Dataset records START

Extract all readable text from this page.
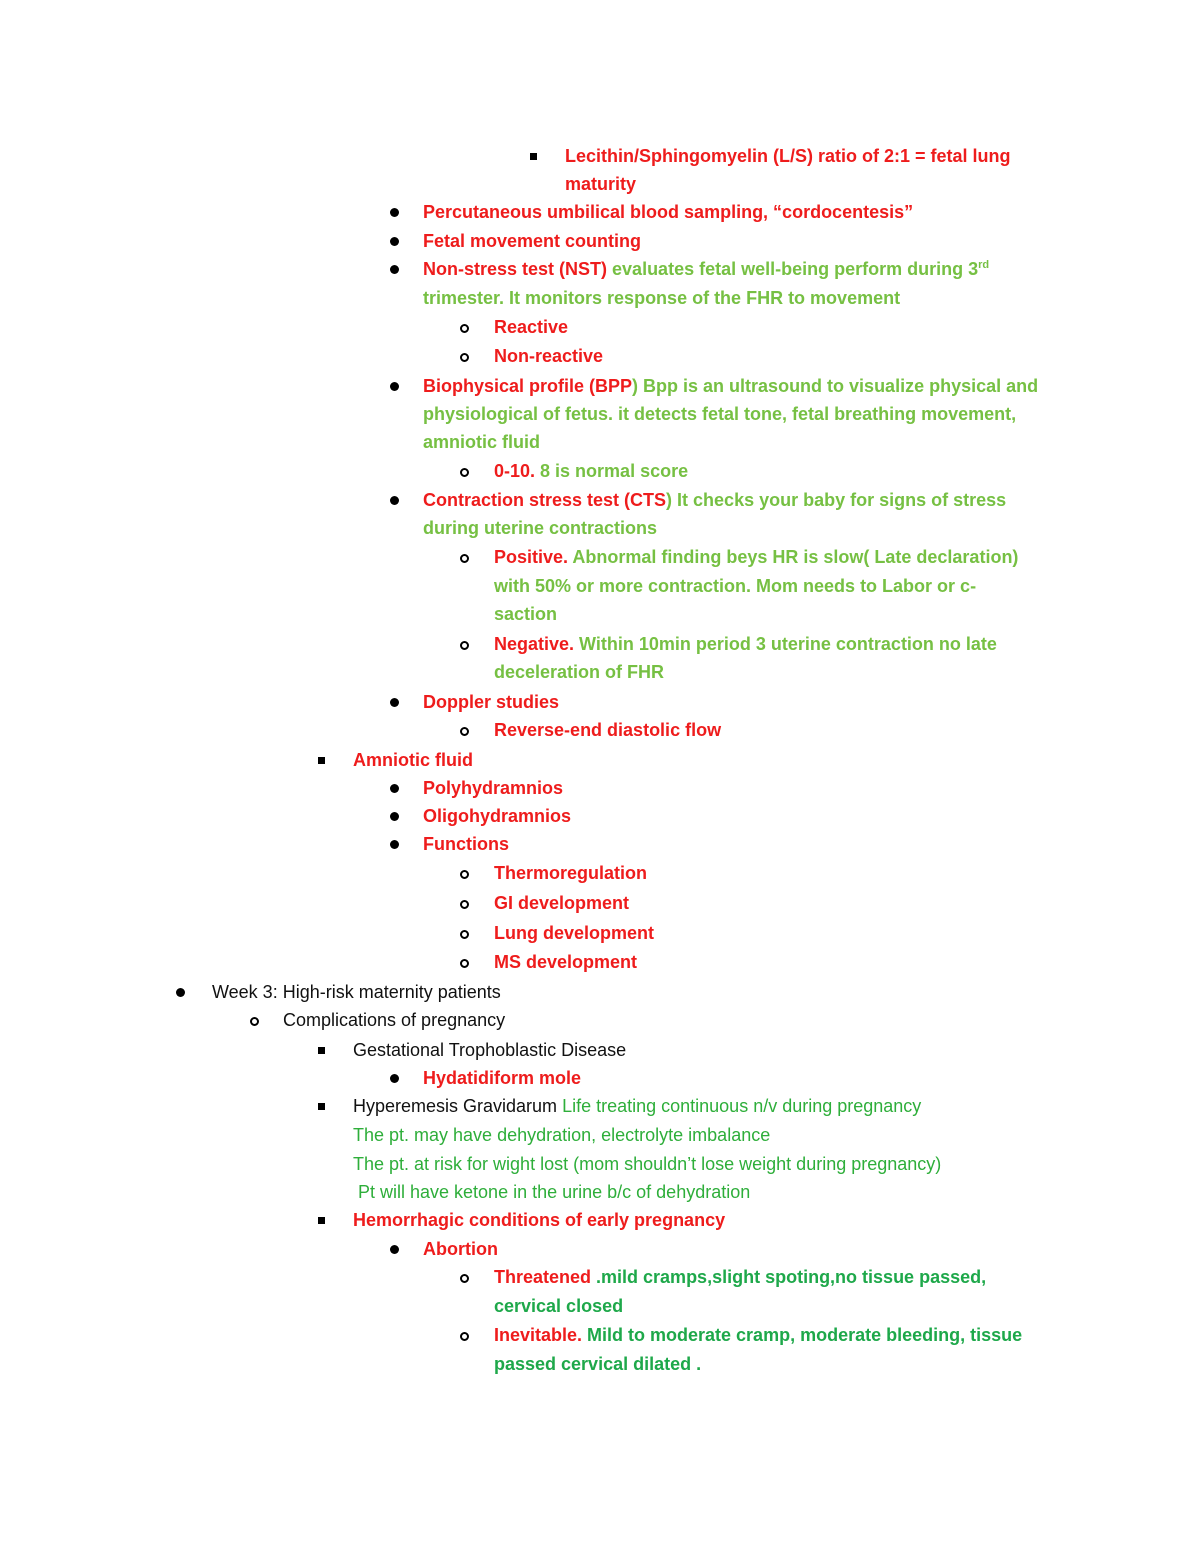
Lecithin/Sphingomyelin (L/S) ratio of 2:1 = fetal lung
maturity
Percutaneous umbilical blood sampling, “cordocentesis”
Fetal movement counting
Non-stress test (NST) evaluates fetal well-being perform during 3rd
trimester. It monitors response of the FHR to movement
Reactive
Non-reactive
Biophysical profile (BPP) Bpp is an ultrasound to visualize physical and
physiological of fetus. it detects fetal tone, fetal breathing movement,
amniotic fluid
0-10. 8 is normal score
Contraction stress test (CTS) It checks your baby for signs of stress
during uterine contractions
Positive. Abnormal finding beys HR is slow( Late declaration)
with 50% or more contraction. Mom needs to Labor or c-
saction
Negative. Within 10min period 3 uterine contraction no late
deceleration of FHR
Doppler studies
Reverse-end diastolic flow
Amniotic fluid
Polyhydramnios
Oligohydramnios
Functions
Thermoregulation
GI development
Lung development
MS development
Week 3: High-risk maternity patients
Complications of pregnancy
Gestational Trophoblastic Disease
Hydatidiform mole
Hyperemesis Gravidarum Life treating continuous n/v during pregnancy
The pt. may have dehydration, electrolyte imbalance
The pt. at risk for wight lost (mom shouldn’t lose weight during pregnancy)
Pt will have ketone in the urine b/c of dehydration
Hemorrhagic conditions of early pregnancy
Abortion
Threatened .mild cramps,slight spoting,no tissue passed,
cervical closed
Inevitable. Mild to moderate cramp, moderate bleeding, tissue
passed cervical dilated .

Dataset records END

_Work required_
Check all the records above and select each line where the string "test" is found.

_Result of the task_
Non-stress test (NST) evaluates fetal well-being perform during 3rd
Contraction stress test (CTS) It checks your baby for signs of stress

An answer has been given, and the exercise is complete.